Recast the entries below as a JSON list of strings, one string per line, covering everything from their first line through the line with "- table-cell[interactable]: [765, 585, 870, 607]" and leaving out any blank lines.

★ ★ ★ ★ ★ ★ ★

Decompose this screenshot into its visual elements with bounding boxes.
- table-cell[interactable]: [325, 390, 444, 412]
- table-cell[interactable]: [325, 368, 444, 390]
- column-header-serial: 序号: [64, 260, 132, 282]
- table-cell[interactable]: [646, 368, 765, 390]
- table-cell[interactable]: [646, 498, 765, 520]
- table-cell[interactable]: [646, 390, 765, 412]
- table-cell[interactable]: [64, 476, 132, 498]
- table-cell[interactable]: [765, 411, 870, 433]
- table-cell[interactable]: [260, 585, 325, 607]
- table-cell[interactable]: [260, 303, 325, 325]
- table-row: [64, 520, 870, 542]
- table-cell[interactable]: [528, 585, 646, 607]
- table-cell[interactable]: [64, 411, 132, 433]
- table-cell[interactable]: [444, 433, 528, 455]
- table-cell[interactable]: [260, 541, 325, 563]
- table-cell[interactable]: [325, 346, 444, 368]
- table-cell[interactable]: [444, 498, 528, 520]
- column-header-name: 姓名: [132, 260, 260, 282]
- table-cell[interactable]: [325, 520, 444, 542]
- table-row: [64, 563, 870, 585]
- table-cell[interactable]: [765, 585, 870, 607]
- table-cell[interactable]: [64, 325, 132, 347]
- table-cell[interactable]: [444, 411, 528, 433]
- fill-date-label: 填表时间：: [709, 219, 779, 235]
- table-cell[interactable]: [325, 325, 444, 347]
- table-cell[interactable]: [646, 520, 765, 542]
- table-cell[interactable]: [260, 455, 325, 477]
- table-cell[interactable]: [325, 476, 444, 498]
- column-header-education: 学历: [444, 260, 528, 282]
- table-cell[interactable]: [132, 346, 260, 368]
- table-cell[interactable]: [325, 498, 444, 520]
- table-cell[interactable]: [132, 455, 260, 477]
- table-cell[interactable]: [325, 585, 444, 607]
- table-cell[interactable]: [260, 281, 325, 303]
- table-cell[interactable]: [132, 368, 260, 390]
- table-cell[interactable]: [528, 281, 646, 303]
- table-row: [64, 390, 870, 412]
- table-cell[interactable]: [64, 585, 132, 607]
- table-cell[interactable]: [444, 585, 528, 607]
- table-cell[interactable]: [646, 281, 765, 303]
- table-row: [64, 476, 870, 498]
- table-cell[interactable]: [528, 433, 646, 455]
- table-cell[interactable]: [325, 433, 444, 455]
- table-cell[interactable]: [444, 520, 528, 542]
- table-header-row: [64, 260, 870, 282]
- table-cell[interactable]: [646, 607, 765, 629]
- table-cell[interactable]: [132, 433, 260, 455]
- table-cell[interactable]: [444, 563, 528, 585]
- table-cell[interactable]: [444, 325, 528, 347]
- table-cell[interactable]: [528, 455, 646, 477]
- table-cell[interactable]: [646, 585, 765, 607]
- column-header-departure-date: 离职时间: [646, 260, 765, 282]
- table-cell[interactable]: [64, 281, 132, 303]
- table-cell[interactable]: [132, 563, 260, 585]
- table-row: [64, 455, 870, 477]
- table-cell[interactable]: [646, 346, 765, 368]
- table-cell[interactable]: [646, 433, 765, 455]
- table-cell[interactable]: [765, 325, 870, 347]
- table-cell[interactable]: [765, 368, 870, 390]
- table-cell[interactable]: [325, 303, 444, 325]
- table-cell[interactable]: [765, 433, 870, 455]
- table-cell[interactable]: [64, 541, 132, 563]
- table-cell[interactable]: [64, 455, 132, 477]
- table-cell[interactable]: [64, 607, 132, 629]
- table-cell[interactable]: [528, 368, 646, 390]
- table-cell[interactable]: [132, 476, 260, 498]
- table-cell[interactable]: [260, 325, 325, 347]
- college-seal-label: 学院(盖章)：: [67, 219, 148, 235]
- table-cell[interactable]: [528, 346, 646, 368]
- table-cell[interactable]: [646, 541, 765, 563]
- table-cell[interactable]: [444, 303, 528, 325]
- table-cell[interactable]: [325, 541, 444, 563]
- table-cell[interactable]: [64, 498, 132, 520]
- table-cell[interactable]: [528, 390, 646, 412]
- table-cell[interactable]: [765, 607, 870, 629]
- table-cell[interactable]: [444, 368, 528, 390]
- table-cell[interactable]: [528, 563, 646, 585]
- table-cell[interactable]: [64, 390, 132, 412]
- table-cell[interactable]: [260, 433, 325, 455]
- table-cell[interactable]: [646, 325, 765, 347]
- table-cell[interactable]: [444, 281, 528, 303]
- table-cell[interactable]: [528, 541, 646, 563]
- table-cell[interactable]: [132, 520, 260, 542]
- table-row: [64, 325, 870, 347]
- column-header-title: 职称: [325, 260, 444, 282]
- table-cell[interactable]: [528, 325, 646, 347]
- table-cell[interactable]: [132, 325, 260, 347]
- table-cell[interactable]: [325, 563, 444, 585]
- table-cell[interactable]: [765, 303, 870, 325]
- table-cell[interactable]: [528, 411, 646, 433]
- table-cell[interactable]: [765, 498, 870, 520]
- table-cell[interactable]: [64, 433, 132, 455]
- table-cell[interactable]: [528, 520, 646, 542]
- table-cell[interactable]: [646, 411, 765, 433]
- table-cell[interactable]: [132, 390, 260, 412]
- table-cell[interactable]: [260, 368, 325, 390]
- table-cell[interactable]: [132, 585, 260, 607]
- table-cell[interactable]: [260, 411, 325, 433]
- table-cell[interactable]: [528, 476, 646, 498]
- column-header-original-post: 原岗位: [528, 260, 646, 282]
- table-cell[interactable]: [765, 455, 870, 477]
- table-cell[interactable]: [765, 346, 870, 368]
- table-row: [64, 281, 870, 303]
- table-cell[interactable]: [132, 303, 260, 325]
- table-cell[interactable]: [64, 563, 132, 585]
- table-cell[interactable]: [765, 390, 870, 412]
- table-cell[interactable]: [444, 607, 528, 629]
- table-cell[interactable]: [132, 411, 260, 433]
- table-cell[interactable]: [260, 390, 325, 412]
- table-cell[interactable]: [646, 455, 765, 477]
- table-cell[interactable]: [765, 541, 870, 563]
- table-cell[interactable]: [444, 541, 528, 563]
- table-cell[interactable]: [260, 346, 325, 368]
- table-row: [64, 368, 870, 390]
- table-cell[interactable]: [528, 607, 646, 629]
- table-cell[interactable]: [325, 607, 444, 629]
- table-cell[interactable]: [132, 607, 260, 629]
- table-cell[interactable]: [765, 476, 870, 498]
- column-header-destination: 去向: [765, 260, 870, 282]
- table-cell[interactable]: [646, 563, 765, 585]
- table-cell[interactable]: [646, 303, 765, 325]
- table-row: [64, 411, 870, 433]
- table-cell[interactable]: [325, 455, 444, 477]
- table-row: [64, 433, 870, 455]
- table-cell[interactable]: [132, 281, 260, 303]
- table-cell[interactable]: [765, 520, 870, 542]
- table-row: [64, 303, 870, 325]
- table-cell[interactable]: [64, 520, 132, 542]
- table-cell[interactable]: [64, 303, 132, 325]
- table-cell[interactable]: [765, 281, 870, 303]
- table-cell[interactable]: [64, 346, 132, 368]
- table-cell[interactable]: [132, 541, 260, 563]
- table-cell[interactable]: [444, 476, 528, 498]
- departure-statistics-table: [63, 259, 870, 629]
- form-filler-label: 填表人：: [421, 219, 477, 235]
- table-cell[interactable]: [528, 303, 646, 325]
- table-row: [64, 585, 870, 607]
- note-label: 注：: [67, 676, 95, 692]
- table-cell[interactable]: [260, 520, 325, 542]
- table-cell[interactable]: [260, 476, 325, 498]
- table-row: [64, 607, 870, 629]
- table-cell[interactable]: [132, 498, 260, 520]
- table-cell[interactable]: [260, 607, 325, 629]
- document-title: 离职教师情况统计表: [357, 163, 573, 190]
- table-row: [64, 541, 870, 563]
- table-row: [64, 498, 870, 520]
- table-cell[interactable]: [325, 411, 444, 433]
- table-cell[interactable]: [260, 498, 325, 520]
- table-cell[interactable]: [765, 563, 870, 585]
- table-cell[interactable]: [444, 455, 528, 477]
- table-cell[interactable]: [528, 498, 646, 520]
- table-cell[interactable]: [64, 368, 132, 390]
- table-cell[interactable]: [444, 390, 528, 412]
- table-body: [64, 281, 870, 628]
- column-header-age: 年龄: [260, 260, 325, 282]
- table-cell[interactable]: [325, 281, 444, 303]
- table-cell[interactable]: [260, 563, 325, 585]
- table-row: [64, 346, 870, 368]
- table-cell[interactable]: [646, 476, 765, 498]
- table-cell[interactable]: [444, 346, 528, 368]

★ ★ ★ ★ ★ ★ ★

*Correct result*:
[
  "Decompose this screenshot into its visual elements with bounding boxes.",
  "- table-cell[interactable]: [325, 390, 444, 412]",
  "- table-cell[interactable]: [325, 368, 444, 390]",
  "- column-header-serial: 序号: [64, 260, 132, 282]",
  "- table-cell[interactable]: [646, 368, 765, 390]",
  "- table-cell[interactable]: [646, 498, 765, 520]",
  "- table-cell[interactable]: [646, 390, 765, 412]",
  "- table-cell[interactable]: [64, 476, 132, 498]",
  "- table-cell[interactable]: [765, 411, 870, 433]",
  "- table-cell[interactable]: [260, 585, 325, 607]",
  "- table-cell[interactable]: [260, 303, 325, 325]",
  "- table-row: [64, 520, 870, 542]",
  "- table-cell[interactable]: [528, 585, 646, 607]",
  "- table-cell[interactable]: [64, 411, 132, 433]",
  "- table-cell[interactable]: [444, 433, 528, 455]",
  "- table-cell[interactable]: [260, 541, 325, 563]",
  "- table-cell[interactable]: [325, 346, 444, 368]",
  "- table-cell[interactable]: [444, 498, 528, 520]",
  "- column-header-name: 姓名: [132, 260, 260, 282]",
  "- table-cell[interactable]: [325, 520, 444, 542]",
  "- table-row: [64, 563, 870, 585]",
  "- table-cell[interactable]: [765, 585, 870, 607]"
]